**YOUR OBJECTIVE:** Extract, word for word, the portion of the commentary on True Blood's Sookie between "Dina Gachman writes" and "are obviously stuck.", inclusive.

**DOCUMENT SEGMENT:**
_ _ _ _

Dina Gachman writes

Sookie isn’t the sole hero of the show (plenty of people tune in to see Alexander Skarsgård’s brooding Eric and Joe Manganiello’s growling Alcide), but she’s definitely the center of Bon Temps’ crazy universe. Besides being able to kick ass and talk tough, she’s funny, whip smart, and identifiable. Imagine seeing a powerful, self-deprecating, intelligent Wonder Woman that you could sit down and have a beer with.

Since no one can seem to get Wonder Woman right, it seems like Sookie might not be a bad character to look to for some inspiration, since so many execs are obviously stuck.

This makes me wonder if Gachman actually watches the show, or if she's cemented the book-version of Sookie, from Harris's Southern Vampire Mysteries series in her mind. TV-Sookie has an unfortunate over-reliance on waiting for men to rescue her, whereas book-Sookie was somewhat more self-reliant while also being infinitely more aware of her limitations. Meanwhile, "funny, whip smart, and identifiable" are things that one rarely sees written about TV-Sookie, and one is much more likely to read about Jessica or Pam if we're looking to True Blood for great examples of female characters.

_ _ _ _

**SUPPLIED MATERIAL:**

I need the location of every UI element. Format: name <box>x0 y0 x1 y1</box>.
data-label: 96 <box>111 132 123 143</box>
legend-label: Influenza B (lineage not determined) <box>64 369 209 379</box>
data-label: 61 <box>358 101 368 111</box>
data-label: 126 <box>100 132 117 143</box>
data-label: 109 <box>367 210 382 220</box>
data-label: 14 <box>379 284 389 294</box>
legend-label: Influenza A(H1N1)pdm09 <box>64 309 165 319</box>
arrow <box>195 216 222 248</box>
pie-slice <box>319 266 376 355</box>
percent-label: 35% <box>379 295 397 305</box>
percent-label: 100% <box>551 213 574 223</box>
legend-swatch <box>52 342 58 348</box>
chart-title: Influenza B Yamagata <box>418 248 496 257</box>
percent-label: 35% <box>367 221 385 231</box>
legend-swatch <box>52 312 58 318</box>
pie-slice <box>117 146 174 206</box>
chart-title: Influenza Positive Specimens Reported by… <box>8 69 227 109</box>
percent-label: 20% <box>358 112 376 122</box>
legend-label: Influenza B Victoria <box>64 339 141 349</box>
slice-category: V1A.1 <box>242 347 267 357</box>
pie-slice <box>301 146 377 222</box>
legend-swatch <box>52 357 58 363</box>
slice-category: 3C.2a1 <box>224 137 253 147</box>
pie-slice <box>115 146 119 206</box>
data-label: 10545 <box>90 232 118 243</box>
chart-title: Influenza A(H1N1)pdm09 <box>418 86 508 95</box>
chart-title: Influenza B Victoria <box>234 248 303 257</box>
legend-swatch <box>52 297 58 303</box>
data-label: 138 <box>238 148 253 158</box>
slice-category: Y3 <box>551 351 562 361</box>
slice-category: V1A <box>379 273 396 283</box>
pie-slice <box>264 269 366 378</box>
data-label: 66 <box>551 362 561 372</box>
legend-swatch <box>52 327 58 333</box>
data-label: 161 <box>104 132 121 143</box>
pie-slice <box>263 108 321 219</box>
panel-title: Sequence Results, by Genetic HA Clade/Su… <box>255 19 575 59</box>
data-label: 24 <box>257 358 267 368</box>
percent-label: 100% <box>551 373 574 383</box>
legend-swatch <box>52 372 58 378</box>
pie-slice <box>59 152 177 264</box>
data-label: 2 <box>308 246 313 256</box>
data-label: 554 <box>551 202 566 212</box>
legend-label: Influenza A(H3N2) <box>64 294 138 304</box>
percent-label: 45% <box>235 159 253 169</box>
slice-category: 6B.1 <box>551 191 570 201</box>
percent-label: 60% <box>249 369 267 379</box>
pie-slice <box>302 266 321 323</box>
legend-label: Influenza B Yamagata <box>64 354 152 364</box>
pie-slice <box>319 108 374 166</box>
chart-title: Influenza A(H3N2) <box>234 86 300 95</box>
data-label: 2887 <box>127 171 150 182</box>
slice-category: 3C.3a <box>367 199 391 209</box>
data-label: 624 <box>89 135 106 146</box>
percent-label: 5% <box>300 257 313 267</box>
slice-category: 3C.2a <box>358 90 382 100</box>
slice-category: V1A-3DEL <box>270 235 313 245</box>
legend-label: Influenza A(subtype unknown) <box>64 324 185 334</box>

_ _ _ _

**SOLVED EXERCISE:**
Dina Gachman writes

Sookie isn’t the sole hero of the show (plenty of people tune in to see Alexander Skarsgård’s brooding Eric and Joe Manganiello’s growling Alcide), but she’s definitely the center of Bon Temps’ crazy universe. Besides being able to kick ass and talk tough, she’s funny, whip smart, and identifiable. Imagine seeing a powerful, self-deprecating, intelligent Wonder Woman that you could sit down and have a beer with.

Since no one can seem to get Wonder Woman right, it seems like Sookie might not be a bad character to look to for some inspiration, since so many execs are obviously stuck.